• _Stated exercise_
Below are records to repeat exactly. Omit the pictures from the copy.

• _Listed records_
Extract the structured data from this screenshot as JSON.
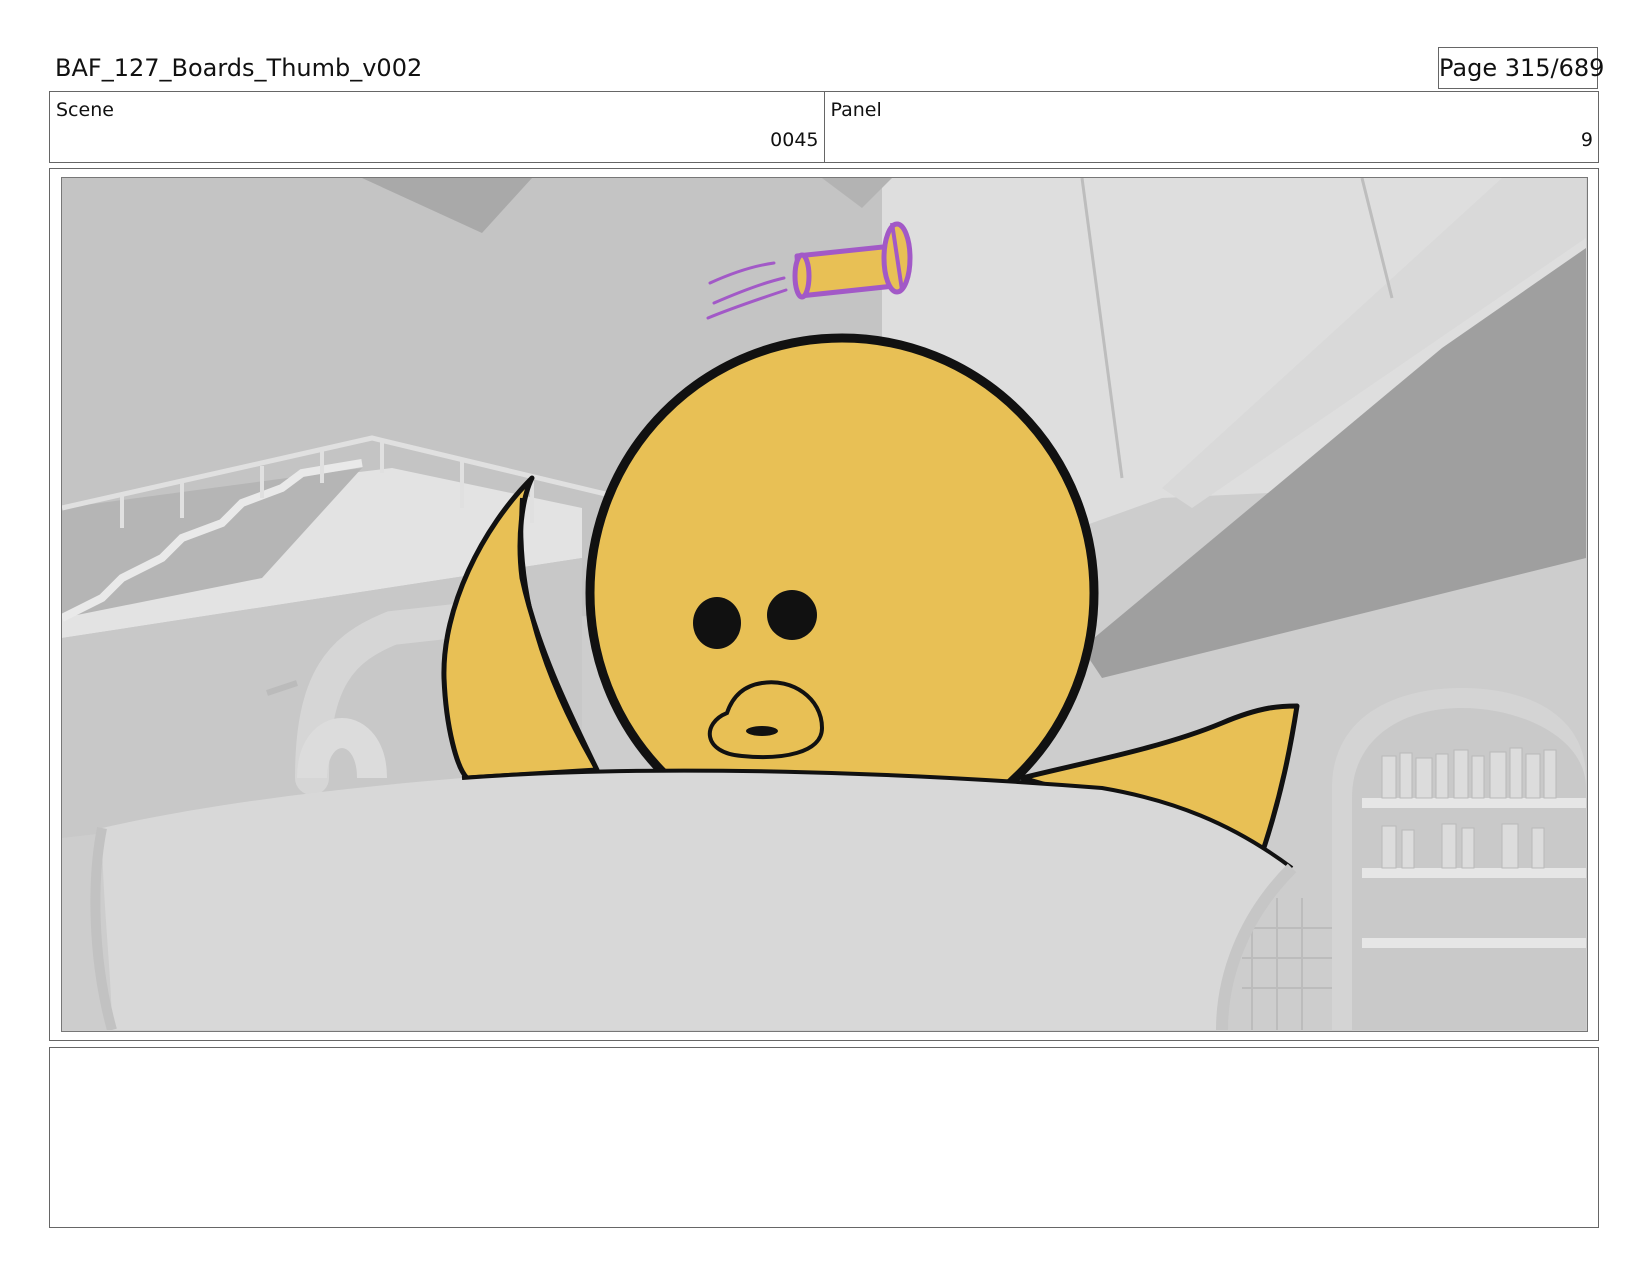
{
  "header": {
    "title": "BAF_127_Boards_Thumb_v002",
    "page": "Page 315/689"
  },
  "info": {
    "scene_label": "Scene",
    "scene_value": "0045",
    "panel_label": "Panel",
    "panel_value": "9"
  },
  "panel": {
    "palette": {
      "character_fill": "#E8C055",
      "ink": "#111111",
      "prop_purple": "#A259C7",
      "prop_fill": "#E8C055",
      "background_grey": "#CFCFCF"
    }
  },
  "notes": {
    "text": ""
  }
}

• _Result for this exercise_
Extract the structured data from this screenshot as JSON.
{
  "header": {
    "title": "BAF_127_Boards_Thumb_v002",
    "page": "Page 315/689"
  },
  "info": {
    "scene_label": "Scene",
    "scene_value": "0045",
    "panel_label": "Panel",
    "panel_value": "9"
  },
  "panel": {
    "palette": {
      "character_fill": "#E8C055",
      "ink": "#111111",
      "prop_purple": "#A259C7",
      "prop_fill": "#E8C055",
      "background_grey": "#CFCFCF"
    }
  },
  "notes": {
    "text": ""
  }
}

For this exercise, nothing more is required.